Records from a data collection
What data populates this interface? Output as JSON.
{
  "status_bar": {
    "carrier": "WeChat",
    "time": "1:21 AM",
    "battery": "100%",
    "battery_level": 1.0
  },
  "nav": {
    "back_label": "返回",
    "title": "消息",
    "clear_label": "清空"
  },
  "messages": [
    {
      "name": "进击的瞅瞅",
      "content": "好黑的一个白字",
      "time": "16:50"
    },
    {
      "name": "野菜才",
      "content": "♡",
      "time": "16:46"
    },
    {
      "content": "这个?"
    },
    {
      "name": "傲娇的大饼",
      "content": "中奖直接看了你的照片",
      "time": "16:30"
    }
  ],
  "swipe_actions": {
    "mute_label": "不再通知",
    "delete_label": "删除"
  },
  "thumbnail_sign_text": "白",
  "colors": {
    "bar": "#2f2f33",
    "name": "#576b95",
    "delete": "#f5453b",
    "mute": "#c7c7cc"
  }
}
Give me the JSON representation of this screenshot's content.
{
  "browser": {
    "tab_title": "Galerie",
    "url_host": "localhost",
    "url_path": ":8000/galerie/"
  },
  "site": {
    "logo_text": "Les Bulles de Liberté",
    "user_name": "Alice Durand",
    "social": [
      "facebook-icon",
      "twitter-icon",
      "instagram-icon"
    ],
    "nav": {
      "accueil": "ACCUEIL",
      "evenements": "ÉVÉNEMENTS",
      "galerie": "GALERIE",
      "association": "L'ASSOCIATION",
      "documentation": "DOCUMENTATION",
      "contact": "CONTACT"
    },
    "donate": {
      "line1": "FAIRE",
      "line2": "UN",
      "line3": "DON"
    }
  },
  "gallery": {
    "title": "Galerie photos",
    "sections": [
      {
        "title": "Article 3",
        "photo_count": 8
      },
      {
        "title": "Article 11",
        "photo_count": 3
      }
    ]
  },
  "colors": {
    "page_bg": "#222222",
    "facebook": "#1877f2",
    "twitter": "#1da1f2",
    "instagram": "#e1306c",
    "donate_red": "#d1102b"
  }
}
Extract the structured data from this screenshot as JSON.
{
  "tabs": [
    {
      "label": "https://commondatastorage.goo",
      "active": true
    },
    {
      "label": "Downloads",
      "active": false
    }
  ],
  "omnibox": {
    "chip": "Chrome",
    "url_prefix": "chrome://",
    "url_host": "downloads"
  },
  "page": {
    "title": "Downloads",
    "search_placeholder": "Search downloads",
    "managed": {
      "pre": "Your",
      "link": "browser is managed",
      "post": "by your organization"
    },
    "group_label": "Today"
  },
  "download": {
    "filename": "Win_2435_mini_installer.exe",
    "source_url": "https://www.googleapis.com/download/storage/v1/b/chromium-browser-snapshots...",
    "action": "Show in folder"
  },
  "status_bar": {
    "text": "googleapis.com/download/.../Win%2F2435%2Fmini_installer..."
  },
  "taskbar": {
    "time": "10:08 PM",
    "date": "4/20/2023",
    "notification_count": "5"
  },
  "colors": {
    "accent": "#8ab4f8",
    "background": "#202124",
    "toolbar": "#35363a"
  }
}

Exercise goal> All of the data must be returned exactly.

In response>
What data populates this interface? Output as JSON.
{
  "status_bar": {
    "carrier": "WeChat",
    "time": "1:21 AM",
    "battery": "100%",
    "battery_level": 1.0
  },
  "nav": {
    "back_label": "返回",
    "title": "消息",
    "clear_label": "清空"
  },
  "messages": [
    {
      "name": "进击的瞅瞅",
      "content": "好黑的一个白字",
      "time": "16:50"
    },
    {
      "name": "野菜才",
      "content": "♡",
      "time": "16:46"
    },
    {
      "content": "这个?"
    },
    {
      "name": "傲娇的大饼",
      "content": "中奖直接看了你的照片",
      "time": "16:30"
    }
  ],
  "swipe_actions": {
    "mute_label": "不再通知",
    "delete_label": "删除"
  },
  "thumbnail_sign_text": "白",
  "colors": {
    "bar": "#2f2f33",
    "name": "#576b95",
    "delete": "#f5453b",
    "mute": "#c7c7cc"
  }
}
Give me the JSON representation of this screenshot's content.
{
  "browser": {
    "tab_title": "Galerie",
    "url_host": "localhost",
    "url_path": ":8000/galerie/"
  },
  "site": {
    "logo_text": "Les Bulles de Liberté",
    "user_name": "Alice Durand",
    "social": [
      "facebook-icon",
      "twitter-icon",
      "instagram-icon"
    ],
    "nav": {
      "accueil": "ACCUEIL",
      "evenements": "ÉVÉNEMENTS",
      "galerie": "GALERIE",
      "association": "L'ASSOCIATION",
      "documentation": "DOCUMENTATION",
      "contact": "CONTACT"
    },
    "donate": {
      "line1": "FAIRE",
      "line2": "UN",
      "line3": "DON"
    }
  },
  "gallery": {
    "title": "Galerie photos",
    "sections": [
      {
        "title": "Article 3",
        "photo_count": 8
      },
      {
        "title": "Article 11",
        "photo_count": 3
      }
    ]
  },
  "colors": {
    "page_bg": "#222222",
    "facebook": "#1877f2",
    "twitter": "#1da1f2",
    "instagram": "#e1306c",
    "donate_red": "#d1102b"
  }
}
Extract the structured data from this screenshot as JSON.
{
  "tabs": [
    {
      "label": "https://commondatastorage.goo",
      "active": true
    },
    {
      "label": "Downloads",
      "active": false
    }
  ],
  "omnibox": {
    "chip": "Chrome",
    "url_prefix": "chrome://",
    "url_host": "downloads"
  },
  "page": {
    "title": "Downloads",
    "search_placeholder": "Search downloads",
    "managed": {
      "pre": "Your",
      "link": "browser is managed",
      "post": "by your organization"
    },
    "group_label": "Today"
  },
  "download": {
    "filename": "Win_2435_mini_installer.exe",
    "source_url": "https://www.googleapis.com/download/storage/v1/b/chromium-browser-snapshots...",
    "action": "Show in folder"
  },
  "status_bar": {
    "text": "googleapis.com/download/.../Win%2F2435%2Fmini_installer..."
  },
  "taskbar": {
    "time": "10:08 PM",
    "date": "4/20/2023",
    "notification_count": "5"
  },
  "colors": {
    "accent": "#8ab4f8",
    "background": "#202124",
    "toolbar": "#35363a"
  }
}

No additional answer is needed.